### Extracted information
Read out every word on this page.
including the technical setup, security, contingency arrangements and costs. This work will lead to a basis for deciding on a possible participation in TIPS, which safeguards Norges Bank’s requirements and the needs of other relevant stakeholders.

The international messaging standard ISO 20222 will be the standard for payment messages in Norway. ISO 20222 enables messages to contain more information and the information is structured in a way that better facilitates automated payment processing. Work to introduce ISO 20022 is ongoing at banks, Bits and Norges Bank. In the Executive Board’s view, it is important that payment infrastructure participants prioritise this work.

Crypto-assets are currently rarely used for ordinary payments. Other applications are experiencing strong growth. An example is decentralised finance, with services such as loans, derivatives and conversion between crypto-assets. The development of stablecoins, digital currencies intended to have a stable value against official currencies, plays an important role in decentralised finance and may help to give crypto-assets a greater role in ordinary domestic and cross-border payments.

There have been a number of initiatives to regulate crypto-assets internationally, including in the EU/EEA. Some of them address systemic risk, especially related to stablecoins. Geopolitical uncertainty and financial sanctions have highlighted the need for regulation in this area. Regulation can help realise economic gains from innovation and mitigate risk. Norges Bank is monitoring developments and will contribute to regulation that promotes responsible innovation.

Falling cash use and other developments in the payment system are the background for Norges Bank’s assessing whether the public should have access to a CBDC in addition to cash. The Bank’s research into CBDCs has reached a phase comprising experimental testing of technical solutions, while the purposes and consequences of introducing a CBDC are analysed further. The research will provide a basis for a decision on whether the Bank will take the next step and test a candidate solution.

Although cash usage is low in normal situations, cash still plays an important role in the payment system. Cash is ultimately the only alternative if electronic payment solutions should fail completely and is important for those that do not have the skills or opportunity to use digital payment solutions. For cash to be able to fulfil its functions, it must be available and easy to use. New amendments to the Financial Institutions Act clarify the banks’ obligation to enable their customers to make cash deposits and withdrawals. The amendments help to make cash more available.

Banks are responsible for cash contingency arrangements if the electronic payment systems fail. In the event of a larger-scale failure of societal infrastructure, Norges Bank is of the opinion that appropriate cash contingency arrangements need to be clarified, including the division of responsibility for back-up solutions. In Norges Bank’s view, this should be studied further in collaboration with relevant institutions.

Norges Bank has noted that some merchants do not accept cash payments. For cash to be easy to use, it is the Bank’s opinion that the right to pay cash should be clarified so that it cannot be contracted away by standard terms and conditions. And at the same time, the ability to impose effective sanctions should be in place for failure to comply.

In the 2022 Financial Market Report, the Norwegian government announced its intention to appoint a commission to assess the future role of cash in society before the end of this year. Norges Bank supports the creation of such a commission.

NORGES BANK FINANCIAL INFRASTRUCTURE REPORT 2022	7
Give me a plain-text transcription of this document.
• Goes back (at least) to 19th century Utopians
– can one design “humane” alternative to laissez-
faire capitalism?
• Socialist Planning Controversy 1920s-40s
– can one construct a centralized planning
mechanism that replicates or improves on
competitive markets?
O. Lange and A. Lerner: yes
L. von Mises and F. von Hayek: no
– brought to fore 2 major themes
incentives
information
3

### Instruction
Faithfully copy every entry, leaving nothing out.

### Full output
Read out every word on this page.
including the technical setup, security, contingency arrangements and costs. This work will lead to a basis for deciding on a possible participation in TIPS, which safeguards Norges Bank’s requirements and the needs of other relevant stakeholders.

The international messaging standard ISO 20222 will be the standard for payment messages in Norway. ISO 20222 enables messages to contain more information and the information is structured in a way that better facilitates automated payment processing. Work to introduce ISO 20022 is ongoing at banks, Bits and Norges Bank. In the Executive Board’s view, it is important that payment infrastructure participants prioritise this work.

Crypto-assets are currently rarely used for ordinary payments. Other applications are experiencing strong growth. An example is decentralised finance, with services such as loans, derivatives and conversion between crypto-assets. The development of stablecoins, digital currencies intended to have a stable value against official currencies, plays an important role in decentralised finance and may help to give crypto-assets a greater role in ordinary domestic and cross-border payments.

There have been a number of initiatives to regulate crypto-assets internationally, including in the EU/EEA. Some of them address systemic risk, especially related to stablecoins. Geopolitical uncertainty and financial sanctions have highlighted the need for regulation in this area. Regulation can help realise economic gains from innovation and mitigate risk. Norges Bank is monitoring developments and will contribute to regulation that promotes responsible innovation.

Falling cash use and other developments in the payment system are the background for Norges Bank’s assessing whether the public should have access to a CBDC in addition to cash. The Bank’s research into CBDCs has reached a phase comprising experimental testing of technical solutions, while the purposes and consequences of introducing a CBDC are analysed further. The research will provide a basis for a decision on whether the Bank will take the next step and test a candidate solution.

Although cash usage is low in normal situations, cash still plays an important role in the payment system. Cash is ultimately the only alternative if electronic payment solutions should fail completely and is important for those that do not have the skills or opportunity to use digital payment solutions. For cash to be able to fulfil its functions, it must be available and easy to use. New amendments to the Financial Institutions Act clarify the banks’ obligation to enable their customers to make cash deposits and withdrawals. The amendments help to make cash more available.

Banks are responsible for cash contingency arrangements if the electronic payment systems fail. In the event of a larger-scale failure of societal infrastructure, Norges Bank is of the opinion that appropriate cash contingency arrangements need to be clarified, including the division of responsibility for back-up solutions. In Norges Bank’s view, this should be studied further in collaboration with relevant institutions.

Norges Bank has noted that some merchants do not accept cash payments. For cash to be easy to use, it is the Bank’s opinion that the right to pay cash should be clarified so that it cannot be contracted away by standard terms and conditions. And at the same time, the ability to impose effective sanctions should be in place for failure to comply.

In the 2022 Financial Market Report, the Norwegian government announced its intention to appoint a commission to assess the future role of cash in society before the end of this year. Norges Bank supports the creation of such a commission.

NORGES BANK FINANCIAL INFRASTRUCTURE REPORT 2022	7
Give me a plain-text transcription of this document.
• Goes back (at least) to 19th century Utopians
– can one design “humane” alternative to laissez-
faire capitalism?
• Socialist Planning Controversy 1920s-40s
– can one construct a centralized planning
mechanism that replicates or improves on
competitive markets?
O. Lange and A. Lerner: yes
L. von Mises and F. von Hayek: no
– brought to fore 2 major themes
incentives
information
3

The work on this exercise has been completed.